(Collected data entries)
● ● ● ● ●
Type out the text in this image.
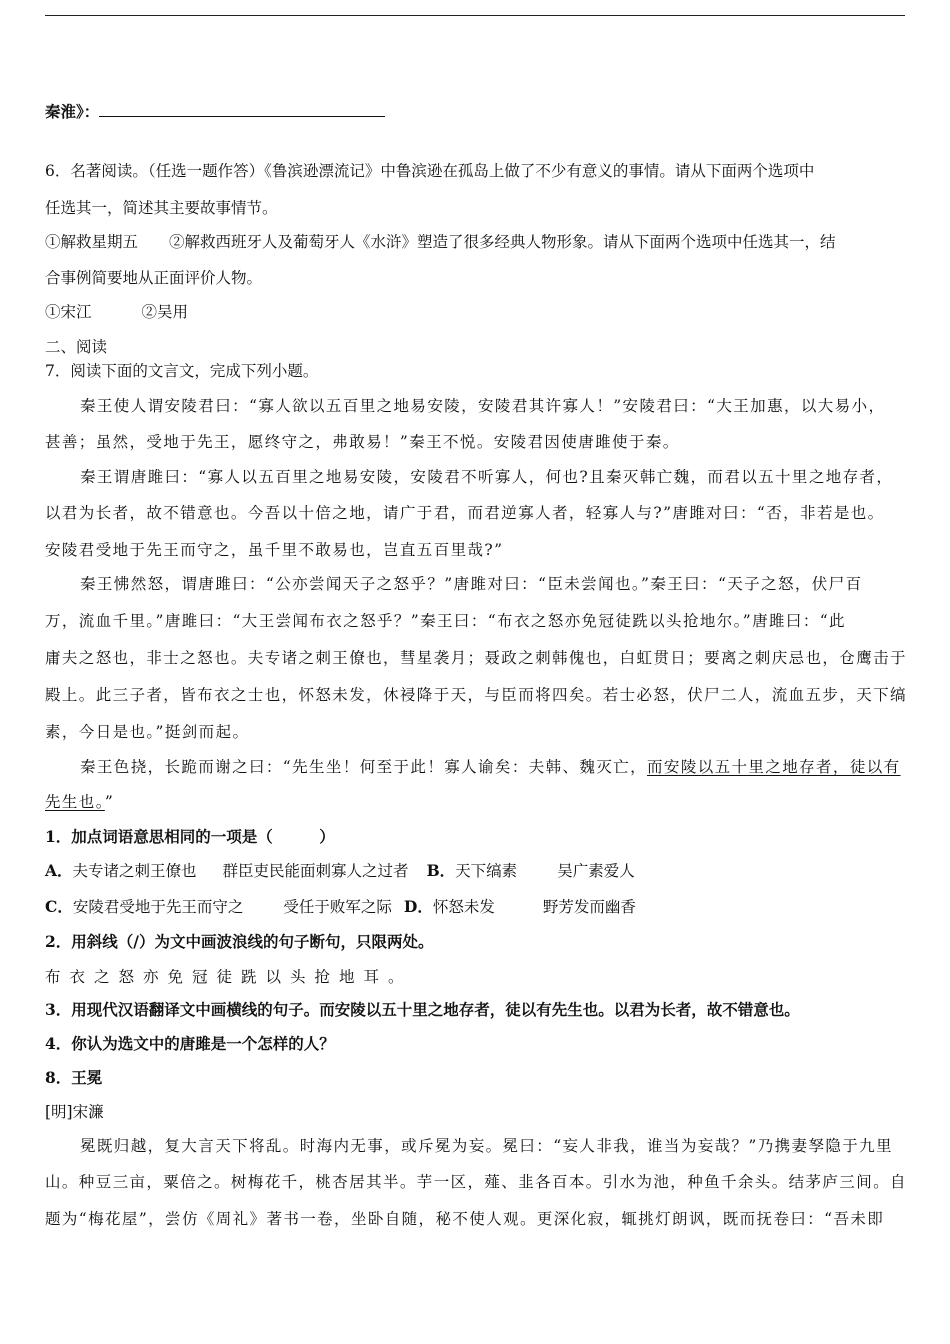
秦淮》：
6．名著阅读。（任选一题作答）《鲁滨逊漂流记》中鲁滨逊在孤岛上做了不少有意义的事情。请从下面两个选项中
任选其一，简述其主要故事情节。
①解救星期五　　②解救西班牙人及葡萄牙人《水浒》塑造了很多经典人物形象。请从下面两个选项中任选其一，结
合事例简要地从正面评价人物。
①宋江	②吴用
二、阅读
7．阅读下面的文言文，完成下列小题。
秦王使人谓安陵君曰：“寡人欲以五百里之地易安陵，安陵君其许寡人！”安陵君曰：“大王加惠，以大易小，
甚善；虽然，受地于先王，愿终守之，弗敢易！”秦王不悦。安陵君因使唐雎使于秦。
秦王谓唐雎曰：“寡人以五百里之地易安陵，安陵君不听寡人，何也?且秦灭韩亡魏，而君以五十里之地存者，
以君为长者，故不错意也。今吾以十倍之地，请广于君，而君逆寡人者，轻寡人与?”唐雎对曰：“否，非若是也。
安陵君受地于先王而守之，虽千里不敢易也，岂直五百里哉?”
秦王怫然怒，谓唐雎曰：“公亦尝闻天子之怒乎？”唐雎对曰：“臣未尝闻也。”秦王曰：“天子之怒，伏尸百
万，流血千里。”唐雎曰：“大王尝闻布衣之怒乎？”秦王曰：“布衣之怒亦免冠徒跣以头抢地尔。”唐雎曰：“此
庸夫之怒也，非士之怒也。夫专诸之刺王僚也，彗星袭月；聂政之刺韩傀也，白虹贯日；要离之刺庆忌也，仓鹰击于
殿上。此三子者，皆布衣之士也，怀怒未发，休祲降于天，与臣而将四矣。若士必怒，伏尸二人，流血五步，天下缟
素，今日是也。”挺剑而起。
秦王色挠，长跪而谢之曰：“先生坐！何至于此！寡人谕矣：夫韩、魏灭亡，而安陵以五十里之地存者，徒以有
先生也。”
1．加点词语意思相同的一项是（　　　）
A．夫专诸之刺王僚也 群臣吏民能面刺寡人之过者 B．天下缟素	吴广素爱人
C．安陵君受地于先王而守之	受任于败军之际 D．怀怒未发	野芳发而幽香
2．用斜线（/）为文中画波浪线的句子断句，只限两处。
布衣之怒亦免冠徒跣以头抢地耳。
3．用现代汉语翻译文中画横线的句子。而安陵以五十里之地存者，徒以有先生也。以君为长者，故不错意也。
4．你认为选文中的唐雎是一个怎样的人？
8．王冕
[明]宋濂
冕既归越，复大言天下将乱。时海内无事，或斥冕为妄。冕曰：“妄人非我，谁当为妄哉？”乃携妻孥隐于九里
山。种豆三亩，粟倍之。树梅花千，桃杏居其半。芋一区，薤、韭各百本。引水为池，种鱼千余头。结茅庐三间。自
题为“梅花屋”，尝仿《周礼》著书一卷，坐卧自随，秘不使人观。更深化寂，辄挑灯朗讽，既而抚卷曰：“吾未即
● ● ● ● ●
Look through the material above and pick out each line holding the word "以君为长者".

以君为长者，故不错意也。今吾以十倍之地，请广于君，而君逆寡人者，轻寡人与?”唐雎对曰：“否，非若是也。
3．用现代汉语翻译文中画横线的句子。而安陵以五十里之地存者，徒以有先生也。以君为长者，故不错意也。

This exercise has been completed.